SET TASK
Reproduce all of the records exactly.

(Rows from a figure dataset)
»»

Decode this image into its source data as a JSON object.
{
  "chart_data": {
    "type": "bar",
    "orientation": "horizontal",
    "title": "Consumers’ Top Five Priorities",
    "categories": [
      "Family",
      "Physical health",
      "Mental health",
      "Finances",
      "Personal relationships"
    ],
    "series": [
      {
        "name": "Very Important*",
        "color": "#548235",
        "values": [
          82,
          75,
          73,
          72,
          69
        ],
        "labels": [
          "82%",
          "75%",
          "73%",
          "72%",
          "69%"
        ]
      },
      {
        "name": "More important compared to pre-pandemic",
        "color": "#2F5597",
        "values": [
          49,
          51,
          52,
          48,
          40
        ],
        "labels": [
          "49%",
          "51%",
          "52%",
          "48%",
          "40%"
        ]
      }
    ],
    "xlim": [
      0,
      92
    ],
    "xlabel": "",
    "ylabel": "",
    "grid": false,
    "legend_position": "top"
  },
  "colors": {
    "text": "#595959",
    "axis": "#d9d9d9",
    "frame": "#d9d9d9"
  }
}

««

REPLY
Decode this image into its source data as a JSON object.
{
  "chart_data": {
    "type": "bar",
    "orientation": "horizontal",
    "title": "Consumers’ Top Five Priorities",
    "categories": [
      "Family",
      "Physical health",
      "Mental health",
      "Finances",
      "Personal relationships"
    ],
    "series": [
      {
        "name": "Very Important*",
        "color": "#548235",
        "values": [
          82,
          75,
          73,
          72,
          69
        ],
        "labels": [
          "82%",
          "75%",
          "73%",
          "72%",
          "69%"
        ]
      },
      {
        "name": "More important compared to pre-pandemic",
        "color": "#2F5597",
        "values": [
          49,
          51,
          52,
          48,
          40
        ],
        "labels": [
          "49%",
          "51%",
          "52%",
          "48%",
          "40%"
        ]
      }
    ],
    "xlim": [
      0,
      92
    ],
    "xlabel": "",
    "ylabel": "",
    "grid": false,
    "legend_position": "top"
  },
  "colors": {
    "text": "#595959",
    "axis": "#d9d9d9",
    "frame": "#d9d9d9"
  }
}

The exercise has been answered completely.